What to do: Write the entries out again exactly as they stand, but without the pictures.

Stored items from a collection
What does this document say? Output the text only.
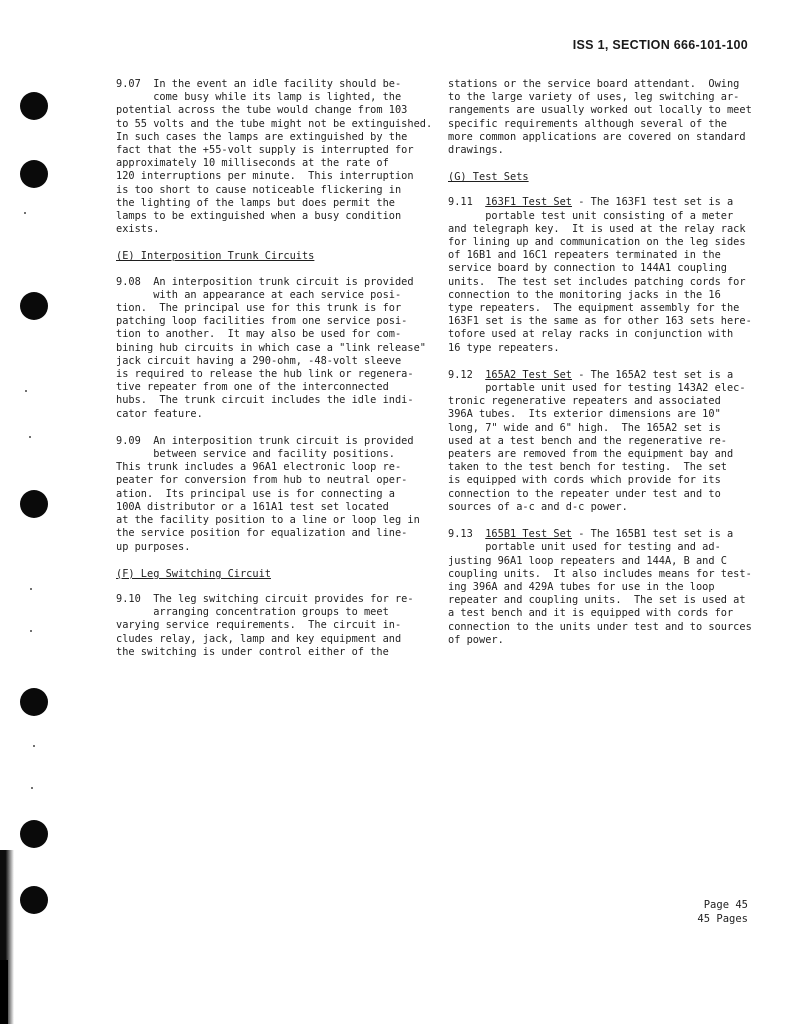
ISS 1, SECTION 666-101-100
9.07  In the event an idle facility should be-
come busy while its lamp is lighted, the
potential across the tube would change from 103
to 55 volts and the tube might not be extinguished.
In such cases the lamps are extinguished by the
fact that the +55-volt supply is interrupted for
approximately 10 milliseconds at the rate of
120 interruptions per minute.  This interruption
is too short to cause noticeable flickering in
the lighting of the lamps but does permit the
lamps to be extinguished when a busy condition
exists.
(E) Interposition Trunk Circuits
9.08  An interposition trunk circuit is provided
with an appearance at each service posi-
tion.  The principal use for this trunk is for
patching loop facilities from one service posi-
tion to another.  It may also be used for com-
bining hub circuits in which case a "link release"
jack circuit having a 290-ohm, -48-volt sleeve
is required to release the hub link or regenera-
tive repeater from one of the interconnected
hubs.  The trunk circuit includes the idle indi-
cator feature.
9.09  An interposition trunk circuit is provided
between service and facility positions.
This trunk includes a 96A1 electronic loop re-
peater for conversion from hub to neutral oper-
ation.  Its principal use is for connecting a
100A distributor or a 161A1 test set located
at the facility position to a line or loop leg in
the service position for equalization and line-
up purposes.
(F) Leg Switching Circuit
9.10  The leg switching circuit provides for re-
arranging concentration groups to meet
varying service requirements.  The circuit in-
cludes relay, jack, lamp and key equipment and
the switching is under control either of the
stations or the service board attendant.  Owing
to the large variety of uses, leg switching ar-
rangements are usually worked out locally to meet
specific requirements although several of the
more common applications are covered on standard
drawings.
(G) Test Sets
9.11 163F1 Test Set - The 163F1 test set is a
portable test unit consisting of a meter
and telegraph key.  It is used at the relay rack
for lining up and communication on the leg sides
of 16B1 and 16C1 repeaters terminated in the
service board by connection to 144A1 coupling
units.  The test set includes patching cords for
connection to the monitoring jacks in the 16
type repeaters.  The equipment assembly for the
163F1 set is the same as for other 163 sets here-
tofore used at relay racks in conjunction with
16 type repeaters.
9.12 165A2 Test Set - The 165A2 test set is a
portable unit used for testing 143A2 elec-
tronic regenerative repeaters and associated
396A tubes.  Its exterior dimensions are 10"
long, 7" wide and 6" high.  The 165A2 set is
used at a test bench and the regenerative re-
peaters are removed from the equipment bay and
taken to the test bench for testing.  The set
is equipped with cords which provide for its
connection to the repeater under test and to
sources of a-c and d-c power.
9.13 165B1 Test Set - The 165B1 test set is a
portable unit used for testing and ad-
justing 96A1 loop repeaters and 144A, B and C
coupling units.  It also includes means for test-
ing 396A and 429A tubes for use in the loop
repeater and coupling units.  The set is used at
a test bench and it is equipped with cords for
connection to the units under test and to sources
of power.
Page 45
45 Pages
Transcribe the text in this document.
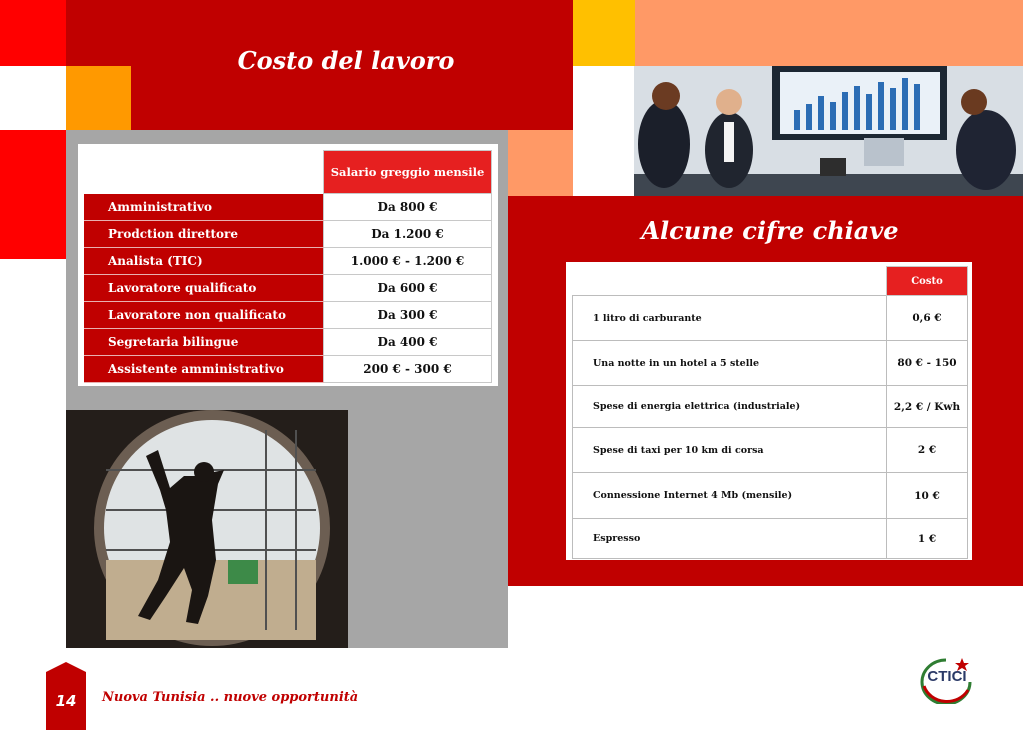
Costo del lavoro
Alcune cifre chiave
	Salario greggio mensile
Amministrativo	Da 800 €
Prodction direttore	Da 1.200 €
Analista (TIC)	1.000 € - 1.200 €
Lavoratore qualificato	Da 600 €
Lavoratore non qualificato	Da 300 €
Segretaria bilingue	Da 400 €
Assistente amministrativo	200 € - 300 €
	Costo
1 litro di carburante	0,6 €
Una notte in un hotel a 5 stelle	80 € - 150
Spese di energia elettrica (industriale)	2,2 € / Kwh
Spese di taxi per 10 km di corsa	2 €
Connessione Internet 4 Mb (mensile)	10 €
Espresso	1 €
14	Nuova Tunisia .. nuove opportunità
CTICI
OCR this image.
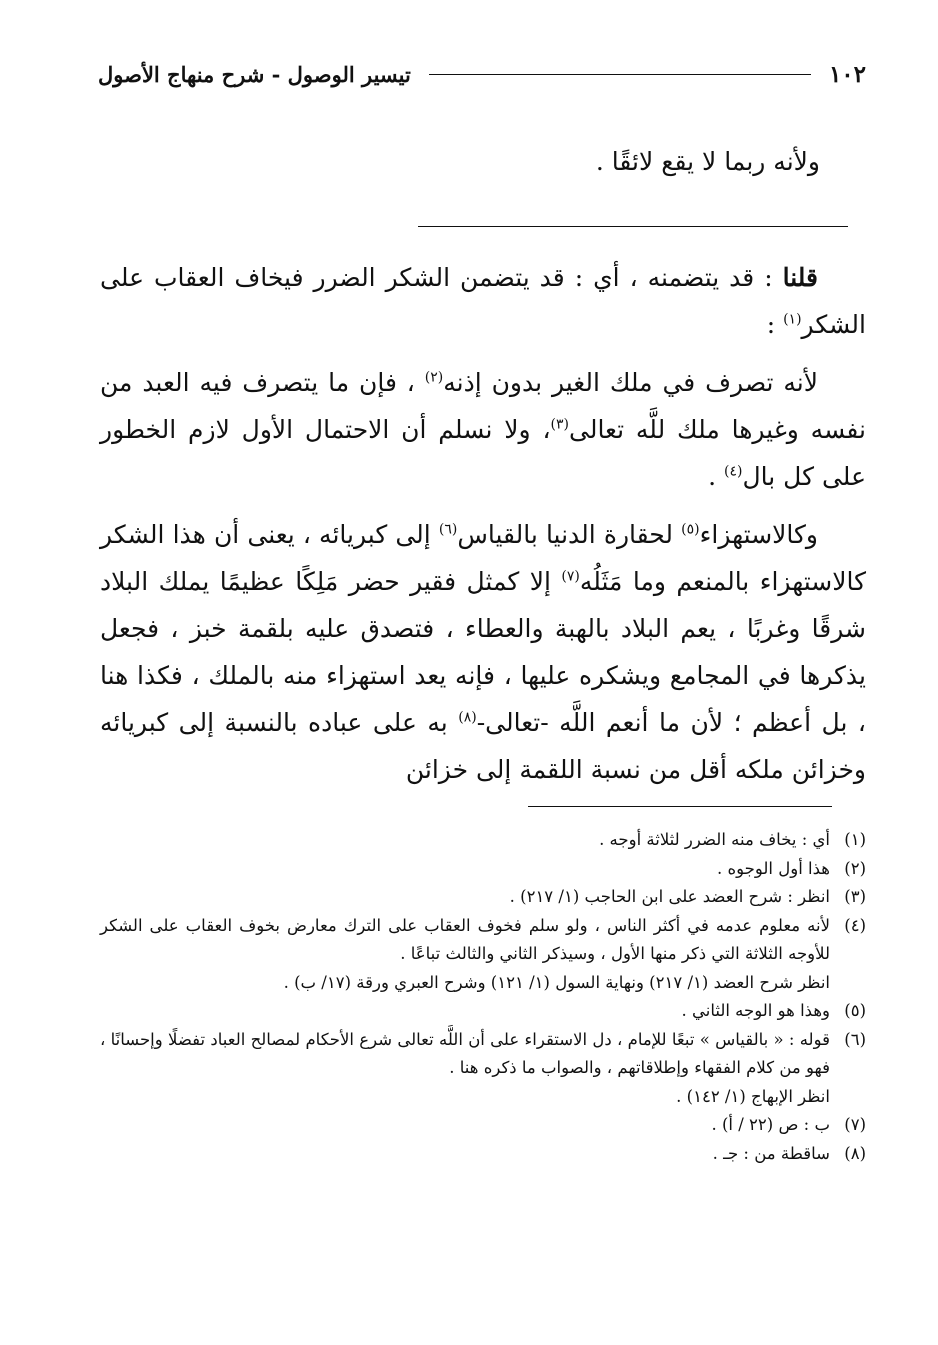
١٠٢
تيسير الوصول - شرح منهاج الأصول

ولأنه ربما لا يقع لائقًا .

قلنا : قد يتضمنه ، أي : قد يتضمن الشكر الضرر فيخاف العقاب على الشكر$^{(١)}$ :

لأنه تصرف في ملك الغير بدون إذنه$^{(٢)}$ ، فإن ما يتصرف فيه العبد من نفسه وغيرها ملك للَّه تعالى$^{(٣)}$، ولا نسلم أن الاحتمال الأول لازم الخطور على كل بال$^{(٤)}$ .

وكالاستهزاء$^{(٥)}$ لحقارة الدنيا بالقياس$^{(٦)}$ إلى كبريائه ، يعنى أن هذا الشكر كالاستهزاء بالمنعم وما مَثَلُه$^{(٧)}$ إلا كمثل فقير حضر مَلِكًا عظيمًا يملك البلاد شرقًا وغربًا ، يعم البلاد بالهبة والعطاء ، فتصدق عليه بلقمة خبز ، فجعل يذكرها في المجامع ويشكره عليها ، فإنه يعد استهزاء منه بالملك ، فكذا هنا ، بل أعظم ؛ لأن ما أنعم اللَّه -تعالى-$^{(٨)}$ به على عباده بالنسبة إلى كبريائه وخزائن ملكه أقل من نسبة اللقمة إلى خزائن

(١)
أي : يخاف منه الضرر لثلاثة أوجه .
(٢)
هذا أول الوجوه .
(٣)
انظر : شرح العضد على ابن الحاجب (١/ ٢١٧) .
(٤)
لأنه معلوم عدمه في أكثر الناس ، ولو سلم فخوف العقاب على الترك معارض بخوف العقاب على الشكر للأوجه الثلاثة التي ذكر منها الأول ، وسيذكر الثاني والثالث تباعًا .
انظر شرح العضد (١/ ٢١٧) ونهاية السول (١/ ١٢١) وشرح العبري ورقة (١٧/ ب) .
(٥)
وهذا هو الوجه الثاني .
(٦)
قوله : « بالقياس » تبعًا للإمام ، دل الاستقراء على أن اللَّه تعالى شرع الأحكام لمصالح العباد تفضلًا وإحسانًا ، فهو من كلام الفقهاء وإطلاقاتهم ، والصواب ما ذكره هنا .
انظر الإبهاج (١/ ١٤٢) .
(٧)
ب : ص (٢٢ / أ) .
(٨)
ساقطة من : جـ .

Task solution:
What does this document say? Output the text only.
ISS 1, SECTION 666-101-100
9.07  In the event an idle facility should be-
come busy while its lamp is lighted, the
potential across the tube would change from 103
to 55 volts and the tube might not be extinguished.
In such cases the lamps are extinguished by the
fact that the +55-volt supply is interrupted for
approximately 10 milliseconds at the rate of
120 interruptions per minute.  This interruption
is too short to cause noticeable flickering in
the lighting of the lamps but does permit the
lamps to be extinguished when a busy condition
exists.
(E) Interposition Trunk Circuits
9.08  An interposition trunk circuit is provided
with an appearance at each service posi-
tion.  The principal use for this trunk is for
patching loop facilities from one service posi-
tion to another.  It may also be used for com-
bining hub circuits in which case a "link release"
jack circuit having a 290-ohm, -48-volt sleeve
is required to release the hub link or regenera-
tive repeater from one of the interconnected
hubs.  The trunk circuit includes the idle indi-
cator feature.
9.09  An interposition trunk circuit is provided
between service and facility positions.
This trunk includes a 96A1 electronic loop re-
peater for conversion from hub to neutral oper-
ation.  Its principal use is for connecting a
100A distributor or a 161A1 test set located
at the facility position to a line or loop leg in
the service position for equalization and line-
up purposes.
(F) Leg Switching Circuit
9.10  The leg switching circuit provides for re-
arranging concentration groups to meet
varying service requirements.  The circuit in-
cludes relay, jack, lamp and key equipment and
the switching is under control either of the
stations or the service board attendant.  Owing
to the large variety of uses, leg switching ar-
rangements are usually worked out locally to meet
specific requirements although several of the
more common applications are covered on standard
drawings.
(G) Test Sets
9.11 163F1 Test Set - The 163F1 test set is a
portable test unit consisting of a meter
and telegraph key.  It is used at the relay rack
for lining up and communication on the leg sides
of 16B1 and 16C1 repeaters terminated in the
service board by connection to 144A1 coupling
units.  The test set includes patching cords for
connection to the monitoring jacks in the 16
type repeaters.  The equipment assembly for the
163F1 set is the same as for other 163 sets here-
tofore used at relay racks in conjunction with
16 type repeaters.
9.12 165A2 Test Set - The 165A2 test set is a
portable unit used for testing 143A2 elec-
tronic regenerative repeaters and associated
396A tubes.  Its exterior dimensions are 10"
long, 7" wide and 6" high.  The 165A2 set is
used at a test bench and the regenerative re-
peaters are removed from the equipment bay and
taken to the test bench for testing.  The set
is equipped with cords which provide for its
connection to the repeater under test and to
sources of a-c and d-c power.
9.13 165B1 Test Set - The 165B1 test set is a
portable unit used for testing and ad-
justing 96A1 loop repeaters and 144A, B and C
coupling units.  It also includes means for test-
ing 396A and 429A tubes for use in the loop
repeater and coupling units.  The set is used at
a test bench and it is equipped with cords for
connection to the units under test and to sources
of power.
Page 45
45 Pages
Transcribe the text in this document.
Costo del lavoro
Alcune cifre chiave
	Salario greggio mensile
Amministrativo	Da 800 €
Prodction direttore	Da 1.200 €
Analista (TIC)	1.000 € - 1.200 €
Lavoratore qualificato	Da 600 €
Lavoratore non qualificato	Da 300 €
Segretaria bilingue	Da 400 €
Assistente amministrativo	200 € - 300 €
	Costo
1 litro di carburante	0,6 €
Una notte in un hotel a 5 stelle	80 € - 150
Spese di energia elettrica (industriale)	2,2 € / Kwh
Spese di taxi per 10 km di corsa	2 €
Connessione Internet 4 Mb (mensile)	10 €
Espresso	1 €
14	Nuova Tunisia .. nuove opportunità
CTICI
OCR this image.
١٠٢
تيسير الوصول - شرح منهاج الأصول

ولأنه ربما لا يقع لائقًا .

قلنا : قد يتضمنه ، أي : قد يتضمن الشكر الضرر فيخاف العقاب على الشكر$^{(١)}$ :

لأنه تصرف في ملك الغير بدون إذنه$^{(٢)}$ ، فإن ما يتصرف فيه العبد من نفسه وغيرها ملك للَّه تعالى$^{(٣)}$، ولا نسلم أن الاحتمال الأول لازم الخطور على كل بال$^{(٤)}$ .

وكالاستهزاء$^{(٥)}$ لحقارة الدنيا بالقياس$^{(٦)}$ إلى كبريائه ، يعنى أن هذا الشكر كالاستهزاء بالمنعم وما مَثَلُه$^{(٧)}$ إلا كمثل فقير حضر مَلِكًا عظيمًا يملك البلاد شرقًا وغربًا ، يعم البلاد بالهبة والعطاء ، فتصدق عليه بلقمة خبز ، فجعل يذكرها في المجامع ويشكره عليها ، فإنه يعد استهزاء منه بالملك ، فكذا هنا ، بل أعظم ؛ لأن ما أنعم اللَّه -تعالى-$^{(٨)}$ به على عباده بالنسبة إلى كبريائه وخزائن ملكه أقل من نسبة اللقمة إلى خزائن

(١)
أي : يخاف منه الضرر لثلاثة أوجه .
(٢)
هذا أول الوجوه .
(٣)
انظر : شرح العضد على ابن الحاجب (١/ ٢١٧) .
(٤)
لأنه معلوم عدمه في أكثر الناس ، ولو سلم فخوف العقاب على الترك معارض بخوف العقاب على الشكر للأوجه الثلاثة التي ذكر منها الأول ، وسيذكر الثاني والثالث تباعًا .
انظر شرح العضد (١/ ٢١٧) ونهاية السول (١/ ١٢١) وشرح العبري ورقة (١٧/ ب) .
(٥)
وهذا هو الوجه الثاني .
(٦)
قوله : « بالقياس » تبعًا للإمام ، دل الاستقراء على أن اللَّه تعالى شرع الأحكام لمصالح العباد تفضلًا وإحسانًا ، فهو من كلام الفقهاء وإطلاقاتهم ، والصواب ما ذكره هنا .
انظر الإبهاج (١/ ١٤٢) .
(٧)
ب : ص (٢٢ / أ) .
(٨)
ساقطة من : جـ .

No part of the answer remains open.